- [Section du document]:
Franc-tireur du Parlement malien et soutien inconditionnel du régime de Bamako, Mamadou Hawa Gassama est incarcéré depuis le 2 juillet 2025 à Abidjan. Sous mandat de dépôt pour « outrage, incitation à la haine et déstabilisation des institutions », il sera jugé en décembre prochain par le tribunal de première instance d’Abidjan. Sa personnalité et ses prises de position, souvent musclées, l’ont rapidement rendu célèbre, mais aussi vulnérable, tant sur le plan politique que judiciaire. Pourquoi Assimi Goita aurait-il lâché sur le parvis ce député malien et membre du Conseil national de transition (CNT).

- [Extraits de données]:
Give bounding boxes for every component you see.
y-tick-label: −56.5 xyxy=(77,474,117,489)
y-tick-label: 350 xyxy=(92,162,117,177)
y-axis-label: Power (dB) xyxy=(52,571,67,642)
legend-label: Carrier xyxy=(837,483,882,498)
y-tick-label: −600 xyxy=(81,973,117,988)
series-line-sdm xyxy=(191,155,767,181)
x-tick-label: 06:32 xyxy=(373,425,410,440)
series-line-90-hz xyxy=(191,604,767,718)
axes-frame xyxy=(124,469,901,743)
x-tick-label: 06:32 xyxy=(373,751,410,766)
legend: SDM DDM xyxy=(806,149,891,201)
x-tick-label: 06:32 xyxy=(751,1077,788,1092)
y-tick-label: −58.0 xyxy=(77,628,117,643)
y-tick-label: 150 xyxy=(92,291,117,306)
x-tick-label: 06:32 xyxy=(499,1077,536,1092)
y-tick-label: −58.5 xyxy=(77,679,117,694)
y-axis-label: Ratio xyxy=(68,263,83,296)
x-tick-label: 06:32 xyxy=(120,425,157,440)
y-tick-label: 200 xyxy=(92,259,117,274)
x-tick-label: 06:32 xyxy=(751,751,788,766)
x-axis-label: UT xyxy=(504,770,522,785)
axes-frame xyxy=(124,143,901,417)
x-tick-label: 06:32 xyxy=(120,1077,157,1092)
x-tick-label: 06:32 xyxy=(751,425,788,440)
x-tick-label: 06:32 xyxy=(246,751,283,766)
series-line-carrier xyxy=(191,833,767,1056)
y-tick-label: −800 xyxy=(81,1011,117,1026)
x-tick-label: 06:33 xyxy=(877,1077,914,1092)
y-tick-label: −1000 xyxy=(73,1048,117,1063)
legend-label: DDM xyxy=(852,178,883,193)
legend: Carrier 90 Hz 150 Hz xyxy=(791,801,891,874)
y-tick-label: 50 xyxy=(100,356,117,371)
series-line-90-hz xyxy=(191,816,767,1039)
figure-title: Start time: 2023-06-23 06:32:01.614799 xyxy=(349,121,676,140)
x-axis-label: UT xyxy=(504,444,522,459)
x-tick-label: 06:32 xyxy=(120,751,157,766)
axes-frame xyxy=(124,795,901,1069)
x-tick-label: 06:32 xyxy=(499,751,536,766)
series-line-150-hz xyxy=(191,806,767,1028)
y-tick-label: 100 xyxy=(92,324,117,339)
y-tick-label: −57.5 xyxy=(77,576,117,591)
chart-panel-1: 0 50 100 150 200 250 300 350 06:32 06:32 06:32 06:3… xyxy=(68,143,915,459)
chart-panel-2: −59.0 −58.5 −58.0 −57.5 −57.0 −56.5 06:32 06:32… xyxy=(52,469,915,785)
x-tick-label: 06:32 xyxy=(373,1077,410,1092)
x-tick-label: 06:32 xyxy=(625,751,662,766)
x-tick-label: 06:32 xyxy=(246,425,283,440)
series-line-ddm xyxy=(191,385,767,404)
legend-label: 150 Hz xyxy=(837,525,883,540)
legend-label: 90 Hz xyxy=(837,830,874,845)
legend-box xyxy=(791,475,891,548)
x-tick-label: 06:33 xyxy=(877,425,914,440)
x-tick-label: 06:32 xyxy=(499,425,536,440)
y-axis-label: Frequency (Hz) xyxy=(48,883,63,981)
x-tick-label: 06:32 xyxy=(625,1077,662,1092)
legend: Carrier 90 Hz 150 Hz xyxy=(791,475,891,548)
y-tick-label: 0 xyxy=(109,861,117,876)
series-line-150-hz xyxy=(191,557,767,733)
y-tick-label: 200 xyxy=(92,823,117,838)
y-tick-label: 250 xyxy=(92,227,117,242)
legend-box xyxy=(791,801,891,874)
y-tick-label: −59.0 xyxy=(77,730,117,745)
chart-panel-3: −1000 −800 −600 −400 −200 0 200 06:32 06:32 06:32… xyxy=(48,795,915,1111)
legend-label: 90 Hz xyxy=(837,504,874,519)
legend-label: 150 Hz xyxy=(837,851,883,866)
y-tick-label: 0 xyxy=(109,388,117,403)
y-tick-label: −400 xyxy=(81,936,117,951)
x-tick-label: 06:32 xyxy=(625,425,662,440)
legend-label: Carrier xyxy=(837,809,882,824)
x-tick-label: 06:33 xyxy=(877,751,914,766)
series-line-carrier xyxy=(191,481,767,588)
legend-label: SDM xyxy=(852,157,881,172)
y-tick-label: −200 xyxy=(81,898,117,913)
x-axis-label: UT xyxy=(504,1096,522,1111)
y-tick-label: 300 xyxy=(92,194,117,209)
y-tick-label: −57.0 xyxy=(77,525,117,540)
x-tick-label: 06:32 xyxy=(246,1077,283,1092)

- [Consigne]: Reprenez l'article sur l'incarcération à Abidjan du député malien Mamadou Hawa Gassama et poursuivez-le à partir de sa dernière phrase.

- [Résultat]:
De juillet à novembre 2025, la junte de Bamako est quasiment sous une pression de plus en plus crescendo des groupes armés terroristes (GAT) qui avilissent les dispositifs militaires ainsi que déciment des villages entiers. Après Tinzaoutène, c’est le blocus du JNIM sur la route de Kayes, puis de Ségou, de Bougouni et de Sikasso, le territoire malien est aujourd’hui en grande pénurie de carburant pendant que des partenaires internationaux se désolidarisent du pouvoir de Bamako. Au four et au moulin, Assimi Goita se trouve englouti par ses instances internes et pourrait difficilement accorder une attention au dossier politico-diplomatique du député Mamadou Hawa Gassama, qui sera bientôt en procès à Abidjan.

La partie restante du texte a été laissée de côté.